- _WRITTEN EXERCISE_
Work out how many lines in the listing below include the word "Vendas"; answer with the number alone.

- _ENTRIES SHOWN_
================

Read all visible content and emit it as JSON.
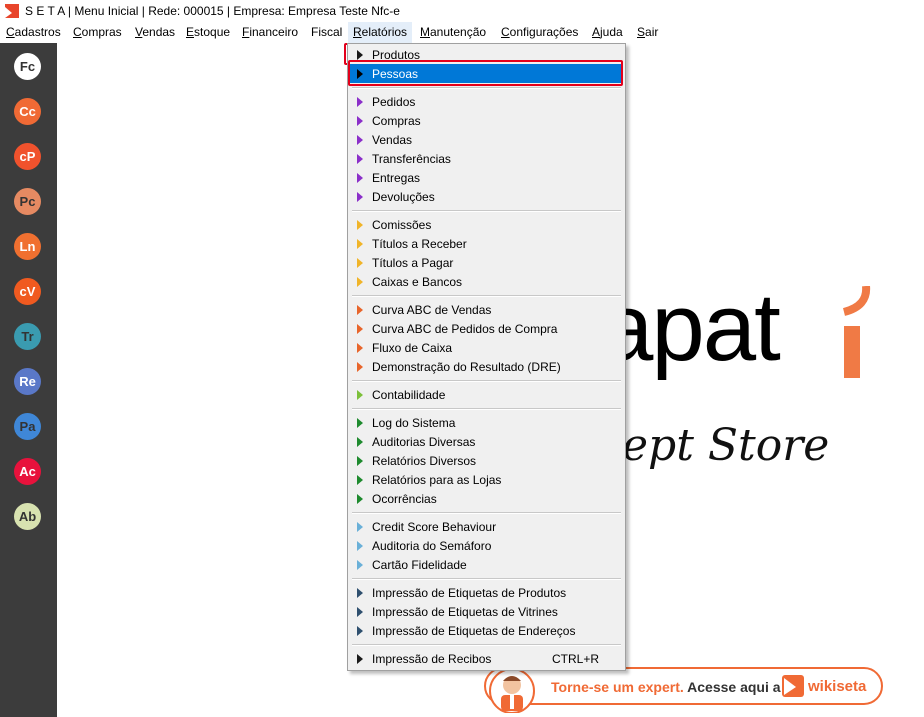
{
  "window": {
    "title": "S E T A | Menu Inicial | Rede: 000015 | Empresa: Empresa Teste Nfc-e"
  },
  "menubar": {
    "items": [
      {
        "label": "Cadastros"
      },
      {
        "label": "Compras"
      },
      {
        "label": "Vendas"
      },
      {
        "label": "Estoque"
      },
      {
        "label": "Financeiro"
      },
      {
        "label": "Fiscal"
      },
      {
        "label": "Relatórios"
      },
      {
        "label": "Manutenção"
      },
      {
        "label": "Configurações"
      },
      {
        "label": "Ajuda"
      },
      {
        "label": "Sair"
      }
    ]
  },
  "sidebar": {
    "buttons": [
      {
        "label": "Fc",
        "color": "#ffffff",
        "text_color": "#333333"
      },
      {
        "label": "Cc",
        "color": "#f06a35",
        "text_color": "#ffffff"
      },
      {
        "label": "cP",
        "color": "#f0522d",
        "text_color": "#ffffff"
      },
      {
        "label": "Pc",
        "color": "#e68a62",
        "text_color": "#333333"
      },
      {
        "label": "Ln",
        "color": "#f07030",
        "text_color": "#ffffff"
      },
      {
        "label": "cV",
        "color": "#f05a20",
        "text_color": "#ffffff"
      },
      {
        "label": "Tr",
        "color": "#3a9bb0",
        "text_color": "#333333"
      },
      {
        "label": "Re",
        "color": "#5a78c8",
        "text_color": "#ffffff"
      },
      {
        "label": "Pa",
        "color": "#3f87d7",
        "text_color": "#333333"
      },
      {
        "label": "Ac",
        "color": "#e8123c",
        "text_color": "#ffffff"
      },
      {
        "label": "Ab",
        "color": "#d8e2b0",
        "text_color": "#333333"
      }
    ]
  },
  "dropdown": {
    "items": [
      {
        "label": "Produtos",
        "arrow_color": "#1a1a1a"
      },
      {
        "label": "Pessoas",
        "arrow_color": "#1a1a1a",
        "selected": true
      },
      {
        "label": "Pedidos",
        "arrow_color": "#8b2fc9"
      },
      {
        "label": "Compras",
        "arrow_color": "#8b2fc9"
      },
      {
        "label": "Vendas",
        "arrow_color": "#8b2fc9"
      },
      {
        "label": "Transferências",
        "arrow_color": "#8b2fc9"
      },
      {
        "label": "Entregas",
        "arrow_color": "#8b2fc9"
      },
      {
        "label": "Devoluções",
        "arrow_color": "#8b2fc9"
      },
      {
        "label": "Comissões",
        "arrow_color": "#f0b429"
      },
      {
        "label": "Títulos a Receber",
        "arrow_color": "#f0b429"
      },
      {
        "label": "Títulos a Pagar",
        "arrow_color": "#f0b429"
      },
      {
        "label": "Caixas e Bancos",
        "arrow_color": "#f0b429"
      },
      {
        "label": "Curva ABC de Vendas",
        "arrow_color": "#e8652b"
      },
      {
        "label": "Curva ABC de Pedidos de Compra",
        "arrow_color": "#e8652b"
      },
      {
        "label": "Fluxo de Caixa",
        "arrow_color": "#e8652b"
      },
      {
        "label": "Demonstração do Resultado (DRE)",
        "arrow_color": "#e8652b"
      },
      {
        "label": "Contabilidade",
        "arrow_color": "#7cc03a"
      },
      {
        "label": "Log do Sistema",
        "arrow_color": "#1e8a2e"
      },
      {
        "label": "Auditorias Diversas",
        "arrow_color": "#1e8a2e"
      },
      {
        "label": "Relatórios Diversos",
        "arrow_color": "#1e8a2e"
      },
      {
        "label": "Relatórios para as Lojas",
        "arrow_color": "#1e8a2e"
      },
      {
        "label": "Ocorrências",
        "arrow_color": "#1e8a2e"
      },
      {
        "label": "Credit Score Behaviour",
        "arrow_color": "#6ab0d8"
      },
      {
        "label": "Auditoria do Semáforo",
        "arrow_color": "#6ab0d8"
      },
      {
        "label": "Cartão Fidelidade",
        "arrow_color": "#6ab0d8"
      },
      {
        "label": "Impressão de Etiquetas de Produtos",
        "arrow_color": "#2e4f6e"
      },
      {
        "label": "Impressão de Etiquetas de Vitrines",
        "arrow_color": "#2e4f6e"
      },
      {
        "label": "Impressão de Etiquetas de Endereços",
        "arrow_color": "#2e4f6e"
      },
      {
        "label": "Impressão de Recibos",
        "arrow_color": "#1a1a1a",
        "shortcut": "CTRL+R"
      }
    ]
  },
  "brand": {
    "text": "apat",
    "tagline": "ept Store",
    "accent": "#f07a45"
  },
  "wiki_banner": {
    "cta_orange": "Torne-se um expert.",
    "cta_dark": "Acesse aqui a",
    "logo_text": "wikiseta",
    "accent": "#f06a35"
  }
}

================

- _REPLY_
3